__REQUIREMENTS__
Drop the pictures, then extract the listing word for word.

--- begin RECORD LIST ---

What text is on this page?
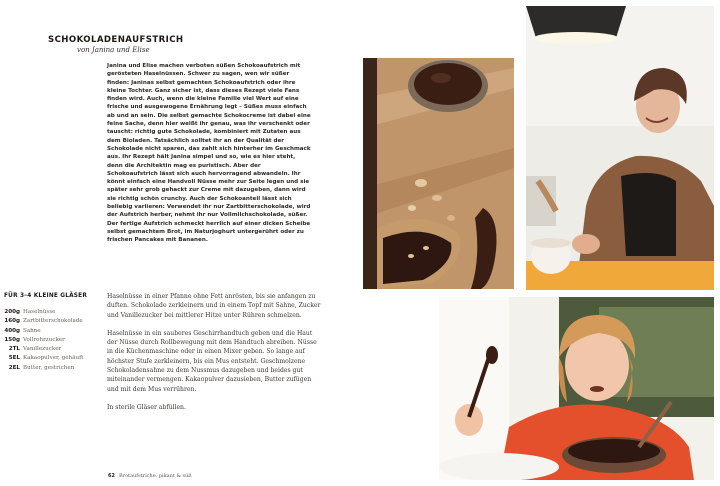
SCHOKOLADENAUFSTRICH
von Janina und Elise
Janina und Elise machen verboten süßen Schokoaufstrich mit gerösteten Haselnüssen. Schwer zu sagen, wen wir süßer finden: Janinas selbst gemachten Schokoaufstrich oder ihre kleine Tochter. Ganz sicher ist, dass dieses Rezept viele Fans finden wird. Auch, wenn die kleine Familie viel Wert auf eine frische und ausgewogene Ernährung legt – Süßes muss einfach ab und an sein. Die selbst gemachte Schokocreme ist dabei eine feine Sache, denn hier weißt ihr genau, was ihr verschenkt oder tauscht: richtig gute Schokolade, kombiniert mit Zutaten aus dem Bioladen. Tatsächlich solltet ihr an der Qualität der Schokolade nicht sparen, das zahlt sich hinterher im Geschmack aus. Ihr Rezept hält Janina simpel und so, wie es hier steht, denn die Architektin mag es puristisch. Aber der Schokoaufstrich lässt sich auch hervorragend abwandeln. Ihr könnt einfach eine Handvoll Nüsse mehr zur Seite legen und sie später sehr grob gehackt zur Creme mit dazugeben, dann wird sie richtig schön crunchy. Auch der Schokoanteil lässt sich beliebig variieren: Verwendet ihr nur Zartbitterschokolade, wird der Aufstrich herber, nehmt ihr nur Vollmilchschokolade, süßer. Der fertige Aufstrich schmeckt herrlich auf einer dicken Scheibe selbst gemachtem Brot, im Naturjoghurt untergerührt oder zu frischen Pancakes mit Bananen.
FÜR 3–4 KLEINE GLÄSER
200g Haselnüsse
160g Zartbitterschokolade
400g Sahne
150g Vollrohrzucker
2TL Vanillezucker
5EL Kakaopulver, gehäuft
2EL Butter, gestrichen

Haselnüsse in einer Pfanne ohne Fett anrösten, bis sie anfangen zu duften. Schokolade zerkleinern und in einem Topf mit Sahne, Zucker und Vanillezucker bei mittlerer Hitze unter Rühren schmelzen.

Haselnüsse in ein sauberes Geschirrhandtuch geben und die Haut der Nüsse durch Rollbewegung mit dem Handtuch abreiben. Nüsse in die Küchenmaschine oder in einen Mixer geben. So lange auf höchster Stufe zerkleinern, bis ein Mus entsteht. Geschmolzene Schokoladensahne zu dem Nussmus dazugeben und beides gut miteinander vermengen. Kakaopulver dazusieben, Butter zufügen und mit dem Mus verrühren.

In sterile Gläser abfüllen.

62 Brotaufstriche, pikant & süß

--- end RECORD LIST ---

__REPLY TO THE TASK__
What text is on this page?
SCHOKOLADENAUFSTRICH
von Janina und Elise
Janina und Elise machen verboten süßen Schokoaufstrich mit gerösteten Haselnüssen. Schwer zu sagen, wen wir süßer finden: Janinas selbst gemachten Schokoaufstrich oder ihre kleine Tochter. Ganz sicher ist, dass dieses Rezept viele Fans finden wird. Auch, wenn die kleine Familie viel Wert auf eine frische und ausgewogene Ernährung legt – Süßes muss einfach ab und an sein. Die selbst gemachte Schokocreme ist dabei eine feine Sache, denn hier weißt ihr genau, was ihr verschenkt oder tauscht: richtig gute Schokolade, kombiniert mit Zutaten aus dem Bioladen. Tatsächlich solltet ihr an der Qualität der Schokolade nicht sparen, das zahlt sich hinterher im Geschmack aus. Ihr Rezept hält Janina simpel und so, wie es hier steht, denn die Architektin mag es puristisch. Aber der Schokoaufstrich lässt sich auch hervorragend abwandeln. Ihr könnt einfach eine Handvoll Nüsse mehr zur Seite legen und sie später sehr grob gehackt zur Creme mit dazugeben, dann wird sie richtig schön crunchy. Auch der Schokoanteil lässt sich beliebig variieren: Verwendet ihr nur Zartbitterschokolade, wird der Aufstrich herber, nehmt ihr nur Vollmilchschokolade, süßer. Der fertige Aufstrich schmeckt herrlich auf einer dicken Scheibe selbst gemachtem Brot, im Naturjoghurt untergerührt oder zu frischen Pancakes mit Bananen.
FÜR 3–4 KLEINE GLÄSER
200g Haselnüsse
160g Zartbitterschokolade
400g Sahne
150g Vollrohrzucker
2TL Vanillezucker
5EL Kakaopulver, gehäuft
2EL Butter, gestrichen

Haselnüsse in einer Pfanne ohne Fett anrösten, bis sie anfangen zu duften. Schokolade zerkleinern und in einem Topf mit Sahne, Zucker und Vanillezucker bei mittlerer Hitze unter Rühren schmelzen.

Haselnüsse in ein sauberes Geschirrhandtuch geben und die Haut der Nüsse durch Rollbewegung mit dem Handtuch abreiben. Nüsse in die Küchenmaschine oder in einen Mixer geben. So lange auf höchster Stufe zerkleinern, bis ein Mus entsteht. Geschmolzene Schokoladensahne zu dem Nussmus dazugeben und beides gut miteinander vermengen. Kakaopulver dazusieben, Butter zufügen und mit dem Mus verrühren.

In sterile Gläser abfüllen.

62 Brotaufstriche, pikant & süß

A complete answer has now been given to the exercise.